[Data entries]
------------

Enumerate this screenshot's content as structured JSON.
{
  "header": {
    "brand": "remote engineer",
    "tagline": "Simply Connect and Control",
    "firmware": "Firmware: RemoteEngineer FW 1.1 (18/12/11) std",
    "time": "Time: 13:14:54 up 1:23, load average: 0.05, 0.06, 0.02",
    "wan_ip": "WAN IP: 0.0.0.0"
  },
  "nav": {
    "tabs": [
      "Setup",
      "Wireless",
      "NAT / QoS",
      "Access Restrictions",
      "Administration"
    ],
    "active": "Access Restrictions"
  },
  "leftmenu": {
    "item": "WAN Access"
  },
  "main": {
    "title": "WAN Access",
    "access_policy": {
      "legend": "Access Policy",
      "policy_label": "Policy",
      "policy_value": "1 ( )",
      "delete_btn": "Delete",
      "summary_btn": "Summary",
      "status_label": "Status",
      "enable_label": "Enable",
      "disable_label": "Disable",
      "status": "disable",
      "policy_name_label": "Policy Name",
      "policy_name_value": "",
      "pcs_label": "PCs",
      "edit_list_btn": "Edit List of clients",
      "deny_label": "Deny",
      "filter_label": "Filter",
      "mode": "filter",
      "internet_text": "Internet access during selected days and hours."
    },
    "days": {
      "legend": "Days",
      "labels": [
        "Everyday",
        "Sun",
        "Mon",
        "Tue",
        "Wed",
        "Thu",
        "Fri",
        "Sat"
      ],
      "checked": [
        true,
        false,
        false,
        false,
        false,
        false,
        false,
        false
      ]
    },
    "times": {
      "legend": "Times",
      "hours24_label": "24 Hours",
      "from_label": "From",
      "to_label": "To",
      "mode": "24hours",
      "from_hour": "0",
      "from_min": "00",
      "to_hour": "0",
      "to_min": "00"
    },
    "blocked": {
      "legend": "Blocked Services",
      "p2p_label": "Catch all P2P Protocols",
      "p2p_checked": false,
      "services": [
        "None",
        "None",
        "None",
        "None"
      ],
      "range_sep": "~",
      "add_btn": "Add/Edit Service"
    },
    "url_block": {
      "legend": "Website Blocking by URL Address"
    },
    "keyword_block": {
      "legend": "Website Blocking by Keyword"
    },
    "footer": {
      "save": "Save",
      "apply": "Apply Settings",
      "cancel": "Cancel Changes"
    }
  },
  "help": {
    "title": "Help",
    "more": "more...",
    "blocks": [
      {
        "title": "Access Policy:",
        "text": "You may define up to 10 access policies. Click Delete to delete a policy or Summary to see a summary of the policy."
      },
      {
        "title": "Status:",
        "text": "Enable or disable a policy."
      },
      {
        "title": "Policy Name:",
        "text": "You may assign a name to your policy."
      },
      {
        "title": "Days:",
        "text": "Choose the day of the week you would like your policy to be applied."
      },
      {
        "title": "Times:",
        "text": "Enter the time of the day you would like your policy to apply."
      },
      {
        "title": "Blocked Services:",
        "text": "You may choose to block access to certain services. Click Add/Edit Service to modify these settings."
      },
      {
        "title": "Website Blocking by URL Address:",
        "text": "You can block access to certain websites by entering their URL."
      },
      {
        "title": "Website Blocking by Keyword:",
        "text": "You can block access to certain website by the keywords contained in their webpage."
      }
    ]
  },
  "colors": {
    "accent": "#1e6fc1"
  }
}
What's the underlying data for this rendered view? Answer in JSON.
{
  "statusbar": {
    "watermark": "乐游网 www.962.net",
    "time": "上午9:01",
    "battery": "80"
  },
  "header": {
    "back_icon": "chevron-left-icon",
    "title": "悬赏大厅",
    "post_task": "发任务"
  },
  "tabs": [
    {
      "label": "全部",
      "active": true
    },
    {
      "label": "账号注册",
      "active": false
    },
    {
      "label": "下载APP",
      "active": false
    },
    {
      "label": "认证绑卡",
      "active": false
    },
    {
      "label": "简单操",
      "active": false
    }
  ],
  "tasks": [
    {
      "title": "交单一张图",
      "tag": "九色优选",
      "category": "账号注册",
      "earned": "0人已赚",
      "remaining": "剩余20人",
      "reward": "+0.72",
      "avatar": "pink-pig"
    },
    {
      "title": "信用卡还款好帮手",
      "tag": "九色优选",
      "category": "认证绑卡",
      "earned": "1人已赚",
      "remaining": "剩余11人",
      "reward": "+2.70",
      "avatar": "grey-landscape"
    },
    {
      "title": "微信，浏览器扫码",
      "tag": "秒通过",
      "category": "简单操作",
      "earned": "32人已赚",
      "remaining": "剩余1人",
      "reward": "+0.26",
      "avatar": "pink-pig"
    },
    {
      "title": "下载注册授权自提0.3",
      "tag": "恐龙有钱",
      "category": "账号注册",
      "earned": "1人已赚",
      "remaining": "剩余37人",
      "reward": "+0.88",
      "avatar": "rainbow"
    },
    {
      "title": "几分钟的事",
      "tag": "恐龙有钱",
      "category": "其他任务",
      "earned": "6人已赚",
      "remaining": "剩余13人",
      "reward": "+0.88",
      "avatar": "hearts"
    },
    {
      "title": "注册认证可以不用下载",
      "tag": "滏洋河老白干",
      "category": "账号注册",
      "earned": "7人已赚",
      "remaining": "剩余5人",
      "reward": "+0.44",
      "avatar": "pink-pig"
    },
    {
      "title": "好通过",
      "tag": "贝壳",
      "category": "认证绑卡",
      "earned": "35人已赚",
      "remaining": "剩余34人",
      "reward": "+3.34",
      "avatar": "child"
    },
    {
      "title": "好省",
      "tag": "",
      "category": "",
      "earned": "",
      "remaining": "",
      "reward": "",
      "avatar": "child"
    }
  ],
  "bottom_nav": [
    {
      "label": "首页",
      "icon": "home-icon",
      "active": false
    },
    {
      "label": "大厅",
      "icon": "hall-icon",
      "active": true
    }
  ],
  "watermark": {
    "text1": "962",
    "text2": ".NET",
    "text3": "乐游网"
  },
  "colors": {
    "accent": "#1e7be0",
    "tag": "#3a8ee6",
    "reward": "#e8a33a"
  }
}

------------

Search the entries for the word "like" and gather every line where it appears.

        "text": "Choose the day of the week you would like your policy to be applied."
        "text": "Enter the time of the day you would like your policy to apply."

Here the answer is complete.